GOAL OF THE EXERCISE :: Output the part of the records that opens at the start and closes with the line containing "y-tick-label: 0.6 xyxy=(67,208,91,227)", reproducing those lines exactly.

MATERIAL PROVIDED ::
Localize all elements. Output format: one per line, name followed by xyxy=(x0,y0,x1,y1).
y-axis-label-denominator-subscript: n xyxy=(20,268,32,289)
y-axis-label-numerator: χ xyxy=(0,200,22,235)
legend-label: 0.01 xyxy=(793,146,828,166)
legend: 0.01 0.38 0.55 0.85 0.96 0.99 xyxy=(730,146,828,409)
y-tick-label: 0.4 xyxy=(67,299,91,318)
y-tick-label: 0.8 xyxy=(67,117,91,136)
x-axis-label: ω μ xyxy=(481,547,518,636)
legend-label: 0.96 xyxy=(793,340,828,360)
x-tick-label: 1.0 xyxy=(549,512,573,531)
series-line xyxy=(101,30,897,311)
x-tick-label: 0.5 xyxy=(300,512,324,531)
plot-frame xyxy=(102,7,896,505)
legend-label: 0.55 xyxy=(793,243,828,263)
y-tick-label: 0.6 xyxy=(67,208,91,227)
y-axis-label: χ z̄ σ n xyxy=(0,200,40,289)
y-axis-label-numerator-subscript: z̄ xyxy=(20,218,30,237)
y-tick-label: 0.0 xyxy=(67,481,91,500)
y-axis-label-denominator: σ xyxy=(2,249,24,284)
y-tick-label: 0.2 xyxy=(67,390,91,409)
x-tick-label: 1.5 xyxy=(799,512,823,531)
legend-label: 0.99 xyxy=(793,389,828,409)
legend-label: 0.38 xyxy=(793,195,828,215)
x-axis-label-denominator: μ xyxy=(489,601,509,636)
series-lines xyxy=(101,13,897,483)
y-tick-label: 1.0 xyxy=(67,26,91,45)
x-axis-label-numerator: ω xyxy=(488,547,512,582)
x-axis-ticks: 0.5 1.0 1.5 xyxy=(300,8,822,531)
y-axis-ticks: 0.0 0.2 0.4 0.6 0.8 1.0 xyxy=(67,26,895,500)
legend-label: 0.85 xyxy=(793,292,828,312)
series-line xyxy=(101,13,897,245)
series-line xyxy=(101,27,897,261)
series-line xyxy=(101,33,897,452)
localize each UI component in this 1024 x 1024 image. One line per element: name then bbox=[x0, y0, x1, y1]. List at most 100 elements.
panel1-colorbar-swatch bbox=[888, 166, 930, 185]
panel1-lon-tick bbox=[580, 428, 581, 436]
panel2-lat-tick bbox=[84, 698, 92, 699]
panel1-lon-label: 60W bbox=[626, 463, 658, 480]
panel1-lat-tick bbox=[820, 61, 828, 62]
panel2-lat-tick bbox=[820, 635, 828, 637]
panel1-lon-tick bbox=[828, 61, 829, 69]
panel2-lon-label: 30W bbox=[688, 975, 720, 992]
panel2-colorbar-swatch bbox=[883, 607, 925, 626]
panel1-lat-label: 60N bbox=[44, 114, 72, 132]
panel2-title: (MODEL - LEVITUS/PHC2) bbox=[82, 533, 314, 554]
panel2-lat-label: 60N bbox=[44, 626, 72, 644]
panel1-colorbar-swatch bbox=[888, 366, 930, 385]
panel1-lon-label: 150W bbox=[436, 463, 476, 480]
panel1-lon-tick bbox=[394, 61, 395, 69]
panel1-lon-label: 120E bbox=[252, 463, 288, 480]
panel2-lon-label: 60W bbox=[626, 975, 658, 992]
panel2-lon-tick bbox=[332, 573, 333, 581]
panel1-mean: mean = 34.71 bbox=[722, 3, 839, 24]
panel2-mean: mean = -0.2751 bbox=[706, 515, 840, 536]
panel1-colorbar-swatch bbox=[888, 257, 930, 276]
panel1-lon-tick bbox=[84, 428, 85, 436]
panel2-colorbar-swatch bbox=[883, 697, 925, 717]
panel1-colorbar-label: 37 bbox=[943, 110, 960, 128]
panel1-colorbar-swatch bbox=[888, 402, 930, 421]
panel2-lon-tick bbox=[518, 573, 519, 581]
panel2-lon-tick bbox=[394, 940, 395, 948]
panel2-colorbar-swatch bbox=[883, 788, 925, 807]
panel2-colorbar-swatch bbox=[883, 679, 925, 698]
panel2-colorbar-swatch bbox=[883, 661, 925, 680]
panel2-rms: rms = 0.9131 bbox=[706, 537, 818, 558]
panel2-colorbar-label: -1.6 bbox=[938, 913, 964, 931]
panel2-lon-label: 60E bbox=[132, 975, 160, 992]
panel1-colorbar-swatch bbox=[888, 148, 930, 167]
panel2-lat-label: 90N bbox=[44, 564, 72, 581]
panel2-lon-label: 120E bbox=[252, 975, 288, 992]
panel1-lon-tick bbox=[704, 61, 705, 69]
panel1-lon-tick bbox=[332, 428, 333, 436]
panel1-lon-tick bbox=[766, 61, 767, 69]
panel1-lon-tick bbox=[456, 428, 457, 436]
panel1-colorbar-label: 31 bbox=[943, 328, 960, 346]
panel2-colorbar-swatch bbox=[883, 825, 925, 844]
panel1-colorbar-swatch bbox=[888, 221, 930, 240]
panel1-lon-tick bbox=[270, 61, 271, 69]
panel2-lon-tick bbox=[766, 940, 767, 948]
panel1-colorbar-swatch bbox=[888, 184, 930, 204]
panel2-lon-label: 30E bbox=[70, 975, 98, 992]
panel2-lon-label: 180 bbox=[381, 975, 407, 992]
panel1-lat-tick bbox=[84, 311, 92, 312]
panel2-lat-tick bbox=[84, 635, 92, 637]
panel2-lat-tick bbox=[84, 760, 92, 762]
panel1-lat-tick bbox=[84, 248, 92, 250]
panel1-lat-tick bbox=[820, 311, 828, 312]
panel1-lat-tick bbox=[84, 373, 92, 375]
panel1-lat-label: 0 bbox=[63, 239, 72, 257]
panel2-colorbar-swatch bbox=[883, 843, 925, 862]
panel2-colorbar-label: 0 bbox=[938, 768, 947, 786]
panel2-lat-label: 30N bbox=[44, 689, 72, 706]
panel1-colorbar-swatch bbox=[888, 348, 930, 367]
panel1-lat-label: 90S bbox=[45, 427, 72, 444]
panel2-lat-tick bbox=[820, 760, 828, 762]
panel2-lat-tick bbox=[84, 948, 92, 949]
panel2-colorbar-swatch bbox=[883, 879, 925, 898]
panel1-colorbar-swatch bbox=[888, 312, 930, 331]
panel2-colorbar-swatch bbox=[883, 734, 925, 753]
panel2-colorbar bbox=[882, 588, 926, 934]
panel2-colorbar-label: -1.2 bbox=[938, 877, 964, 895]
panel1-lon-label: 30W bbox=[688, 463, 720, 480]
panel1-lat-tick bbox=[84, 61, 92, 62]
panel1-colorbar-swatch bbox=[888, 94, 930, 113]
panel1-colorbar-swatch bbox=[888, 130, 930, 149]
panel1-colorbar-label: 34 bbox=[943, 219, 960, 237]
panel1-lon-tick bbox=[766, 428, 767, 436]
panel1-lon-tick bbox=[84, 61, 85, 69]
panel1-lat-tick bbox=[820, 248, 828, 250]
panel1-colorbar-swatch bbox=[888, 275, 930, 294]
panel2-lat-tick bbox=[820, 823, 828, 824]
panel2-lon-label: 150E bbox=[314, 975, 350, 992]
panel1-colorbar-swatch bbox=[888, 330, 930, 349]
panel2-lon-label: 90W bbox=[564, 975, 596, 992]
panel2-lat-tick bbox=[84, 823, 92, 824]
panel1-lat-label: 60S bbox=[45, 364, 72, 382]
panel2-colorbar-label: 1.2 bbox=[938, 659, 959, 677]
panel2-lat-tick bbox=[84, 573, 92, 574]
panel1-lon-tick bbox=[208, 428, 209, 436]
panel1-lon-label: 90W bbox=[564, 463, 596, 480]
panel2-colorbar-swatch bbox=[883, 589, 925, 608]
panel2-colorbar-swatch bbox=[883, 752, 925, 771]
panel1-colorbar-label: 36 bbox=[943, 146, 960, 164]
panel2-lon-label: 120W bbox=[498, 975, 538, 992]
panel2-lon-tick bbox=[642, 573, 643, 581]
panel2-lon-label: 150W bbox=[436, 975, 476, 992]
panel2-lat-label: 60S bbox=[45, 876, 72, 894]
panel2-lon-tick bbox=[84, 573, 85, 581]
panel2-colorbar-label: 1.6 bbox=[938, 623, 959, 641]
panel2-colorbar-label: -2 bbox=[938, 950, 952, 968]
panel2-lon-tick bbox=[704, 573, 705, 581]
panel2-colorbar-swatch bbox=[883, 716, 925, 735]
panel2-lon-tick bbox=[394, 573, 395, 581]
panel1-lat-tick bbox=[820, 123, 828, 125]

CORRECT RESPONSE ::
Localize all elements. Output format: one per line, name followed by xyxy=(x0,y0,x1,y1).
y-axis-label-denominator-subscript: n xyxy=(20,268,32,289)
y-axis-label-numerator: χ xyxy=(0,200,22,235)
legend-label: 0.01 xyxy=(793,146,828,166)
legend: 0.01 0.38 0.55 0.85 0.96 0.99 xyxy=(730,146,828,409)
y-tick-label: 0.4 xyxy=(67,299,91,318)
y-tick-label: 0.8 xyxy=(67,117,91,136)
x-axis-label: ω μ xyxy=(481,547,518,636)
legend-label: 0.96 xyxy=(793,340,828,360)
x-tick-label: 1.0 xyxy=(549,512,573,531)
series-line xyxy=(101,30,897,311)
x-tick-label: 0.5 xyxy=(300,512,324,531)
plot-frame xyxy=(102,7,896,505)
legend-label: 0.55 xyxy=(793,243,828,263)
y-tick-label: 0.6 xyxy=(67,208,91,227)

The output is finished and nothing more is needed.